>> START INFORMATION SUPPLIED

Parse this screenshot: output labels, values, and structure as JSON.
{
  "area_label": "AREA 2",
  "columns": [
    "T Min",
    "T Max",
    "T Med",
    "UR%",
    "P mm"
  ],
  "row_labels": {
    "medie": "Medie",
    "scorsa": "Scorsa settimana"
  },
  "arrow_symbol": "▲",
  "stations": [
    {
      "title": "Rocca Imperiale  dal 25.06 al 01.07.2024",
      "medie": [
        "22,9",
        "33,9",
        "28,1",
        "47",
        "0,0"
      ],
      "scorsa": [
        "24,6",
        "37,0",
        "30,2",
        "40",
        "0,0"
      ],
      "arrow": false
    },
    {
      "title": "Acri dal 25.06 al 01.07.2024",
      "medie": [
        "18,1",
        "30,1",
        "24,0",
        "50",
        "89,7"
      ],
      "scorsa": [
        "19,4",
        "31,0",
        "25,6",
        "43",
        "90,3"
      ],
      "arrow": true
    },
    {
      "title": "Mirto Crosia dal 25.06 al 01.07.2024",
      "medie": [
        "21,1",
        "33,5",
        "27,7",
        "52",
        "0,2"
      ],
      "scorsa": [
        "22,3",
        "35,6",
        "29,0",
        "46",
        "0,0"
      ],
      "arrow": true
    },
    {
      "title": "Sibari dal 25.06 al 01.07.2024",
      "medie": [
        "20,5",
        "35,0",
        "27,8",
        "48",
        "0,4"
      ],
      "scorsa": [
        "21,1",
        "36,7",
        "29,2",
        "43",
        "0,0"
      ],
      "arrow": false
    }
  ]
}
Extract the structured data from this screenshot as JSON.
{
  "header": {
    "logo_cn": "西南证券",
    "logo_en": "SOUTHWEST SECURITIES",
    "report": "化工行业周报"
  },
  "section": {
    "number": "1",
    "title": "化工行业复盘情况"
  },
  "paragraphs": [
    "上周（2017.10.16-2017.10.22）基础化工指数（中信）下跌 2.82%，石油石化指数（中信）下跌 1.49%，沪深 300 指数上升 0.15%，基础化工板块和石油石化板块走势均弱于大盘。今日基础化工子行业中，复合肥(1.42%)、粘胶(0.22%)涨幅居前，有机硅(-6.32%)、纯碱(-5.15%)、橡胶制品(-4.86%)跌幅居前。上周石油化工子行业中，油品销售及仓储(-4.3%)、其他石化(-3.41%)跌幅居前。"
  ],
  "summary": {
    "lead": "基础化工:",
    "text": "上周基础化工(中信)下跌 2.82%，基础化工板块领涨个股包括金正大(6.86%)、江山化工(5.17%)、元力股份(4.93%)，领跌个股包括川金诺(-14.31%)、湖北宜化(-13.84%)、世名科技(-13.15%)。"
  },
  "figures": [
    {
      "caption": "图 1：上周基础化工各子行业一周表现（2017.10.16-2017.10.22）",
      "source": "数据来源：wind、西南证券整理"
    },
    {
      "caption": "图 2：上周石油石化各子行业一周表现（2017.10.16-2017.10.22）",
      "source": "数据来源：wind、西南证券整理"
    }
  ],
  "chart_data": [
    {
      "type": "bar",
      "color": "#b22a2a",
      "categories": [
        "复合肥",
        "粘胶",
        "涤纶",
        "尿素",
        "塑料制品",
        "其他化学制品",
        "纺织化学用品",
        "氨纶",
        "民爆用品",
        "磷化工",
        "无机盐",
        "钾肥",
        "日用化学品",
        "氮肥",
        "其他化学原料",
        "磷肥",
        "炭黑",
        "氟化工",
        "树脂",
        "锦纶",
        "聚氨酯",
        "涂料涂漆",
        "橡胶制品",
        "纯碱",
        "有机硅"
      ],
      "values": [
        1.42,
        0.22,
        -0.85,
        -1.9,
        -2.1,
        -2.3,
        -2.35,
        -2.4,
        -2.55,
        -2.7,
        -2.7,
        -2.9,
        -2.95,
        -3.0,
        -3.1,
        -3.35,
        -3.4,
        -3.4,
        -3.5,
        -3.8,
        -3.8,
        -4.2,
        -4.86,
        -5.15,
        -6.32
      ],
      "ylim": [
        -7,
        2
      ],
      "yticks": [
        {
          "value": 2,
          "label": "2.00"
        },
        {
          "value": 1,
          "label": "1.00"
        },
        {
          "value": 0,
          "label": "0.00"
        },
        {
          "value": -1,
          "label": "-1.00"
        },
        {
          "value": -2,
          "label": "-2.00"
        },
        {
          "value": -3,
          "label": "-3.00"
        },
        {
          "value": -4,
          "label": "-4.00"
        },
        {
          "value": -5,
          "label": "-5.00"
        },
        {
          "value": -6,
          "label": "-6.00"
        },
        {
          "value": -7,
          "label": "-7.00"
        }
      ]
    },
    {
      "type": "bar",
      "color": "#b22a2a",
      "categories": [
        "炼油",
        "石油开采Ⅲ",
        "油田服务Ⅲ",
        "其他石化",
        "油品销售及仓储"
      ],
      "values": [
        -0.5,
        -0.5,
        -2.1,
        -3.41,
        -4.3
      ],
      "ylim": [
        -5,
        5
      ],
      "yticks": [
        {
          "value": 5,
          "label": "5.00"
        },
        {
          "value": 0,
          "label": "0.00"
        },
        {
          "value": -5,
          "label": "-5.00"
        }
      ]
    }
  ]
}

>> END INFORMATION SUPPLIED

TASK DETAILS: Your task is to retype all of the records exactly.

FINISHED EXERCISE:
Parse this screenshot: output labels, values, and structure as JSON.
{
  "area_label": "AREA 2",
  "columns": [
    "T Min",
    "T Max",
    "T Med",
    "UR%",
    "P mm"
  ],
  "row_labels": {
    "medie": "Medie",
    "scorsa": "Scorsa settimana"
  },
  "arrow_symbol": "▲",
  "stations": [
    {
      "title": "Rocca Imperiale  dal 25.06 al 01.07.2024",
      "medie": [
        "22,9",
        "33,9",
        "28,1",
        "47",
        "0,0"
      ],
      "scorsa": [
        "24,6",
        "37,0",
        "30,2",
        "40",
        "0,0"
      ],
      "arrow": false
    },
    {
      "title": "Acri dal 25.06 al 01.07.2024",
      "medie": [
        "18,1",
        "30,1",
        "24,0",
        "50",
        "89,7"
      ],
      "scorsa": [
        "19,4",
        "31,0",
        "25,6",
        "43",
        "90,3"
      ],
      "arrow": true
    },
    {
      "title": "Mirto Crosia dal 25.06 al 01.07.2024",
      "medie": [
        "21,1",
        "33,5",
        "27,7",
        "52",
        "0,2"
      ],
      "scorsa": [
        "22,3",
        "35,6",
        "29,0",
        "46",
        "0,0"
      ],
      "arrow": true
    },
    {
      "title": "Sibari dal 25.06 al 01.07.2024",
      "medie": [
        "20,5",
        "35,0",
        "27,8",
        "48",
        "0,4"
      ],
      "scorsa": [
        "21,1",
        "36,7",
        "29,2",
        "43",
        "0,0"
      ],
      "arrow": false
    }
  ]
}
Extract the structured data from this screenshot as JSON.
{
  "header": {
    "logo_cn": "西南证券",
    "logo_en": "SOUTHWEST SECURITIES",
    "report": "化工行业周报"
  },
  "section": {
    "number": "1",
    "title": "化工行业复盘情况"
  },
  "paragraphs": [
    "上周（2017.10.16-2017.10.22）基础化工指数（中信）下跌 2.82%，石油石化指数（中信）下跌 1.49%，沪深 300 指数上升 0.15%，基础化工板块和石油石化板块走势均弱于大盘。今日基础化工子行业中，复合肥(1.42%)、粘胶(0.22%)涨幅居前，有机硅(-6.32%)、纯碱(-5.15%)、橡胶制品(-4.86%)跌幅居前。上周石油化工子行业中，油品销售及仓储(-4.3%)、其他石化(-3.41%)跌幅居前。"
  ],
  "summary": {
    "lead": "基础化工:",
    "text": "上周基础化工(中信)下跌 2.82%，基础化工板块领涨个股包括金正大(6.86%)、江山化工(5.17%)、元力股份(4.93%)，领跌个股包括川金诺(-14.31%)、湖北宜化(-13.84%)、世名科技(-13.15%)。"
  },
  "figures": [
    {
      "caption": "图 1：上周基础化工各子行业一周表现（2017.10.16-2017.10.22）",
      "source": "数据来源：wind、西南证券整理"
    },
    {
      "caption": "图 2：上周石油石化各子行业一周表现（2017.10.16-2017.10.22）",
      "source": "数据来源：wind、西南证券整理"
    }
  ],
  "chart_data": [
    {
      "type": "bar",
      "color": "#b22a2a",
      "categories": [
        "复合肥",
        "粘胶",
        "涤纶",
        "尿素",
        "塑料制品",
        "其他化学制品",
        "纺织化学用品",
        "氨纶",
        "民爆用品",
        "磷化工",
        "无机盐",
        "钾肥",
        "日用化学品",
        "氮肥",
        "其他化学原料",
        "磷肥",
        "炭黑",
        "氟化工",
        "树脂",
        "锦纶",
        "聚氨酯",
        "涂料涂漆",
        "橡胶制品",
        "纯碱",
        "有机硅"
      ],
      "values": [
        1.42,
        0.22,
        -0.85,
        -1.9,
        -2.1,
        -2.3,
        -2.35,
        -2.4,
        -2.55,
        -2.7,
        -2.7,
        -2.9,
        -2.95,
        -3.0,
        -3.1,
        -3.35,
        -3.4,
        -3.4,
        -3.5,
        -3.8,
        -3.8,
        -4.2,
        -4.86,
        -5.15,
        -6.32
      ],
      "ylim": [
        -7,
        2
      ],
      "yticks": [
        {
          "value": 2,
          "label": "2.00"
        },
        {
          "value": 1,
          "label": "1.00"
        },
        {
          "value": 0,
          "label": "0.00"
        },
        {
          "value": -1,
          "label": "-1.00"
        },
        {
          "value": -2,
          "label": "-2.00"
        },
        {
          "value": -3,
          "label": "-3.00"
        },
        {
          "value": -4,
          "label": "-4.00"
        },
        {
          "value": -5,
          "label": "-5.00"
        },
        {
          "value": -6,
          "label": "-6.00"
        },
        {
          "value": -7,
          "label": "-7.00"
        }
      ]
    },
    {
      "type": "bar",
      "color": "#b22a2a",
      "categories": [
        "炼油",
        "石油开采Ⅲ",
        "油田服务Ⅲ",
        "其他石化",
        "油品销售及仓储"
      ],
      "values": [
        -0.5,
        -0.5,
        -2.1,
        -3.41,
        -4.3
      ],
      "ylim": [
        -5,
        5
      ],
      "yticks": [
        {
          "value": 5,
          "label": "5.00"
        },
        {
          "value": 0,
          "label": "0.00"
        },
        {
          "value": -5,
          "label": "-5.00"
        }
      ]
    }
  ]
}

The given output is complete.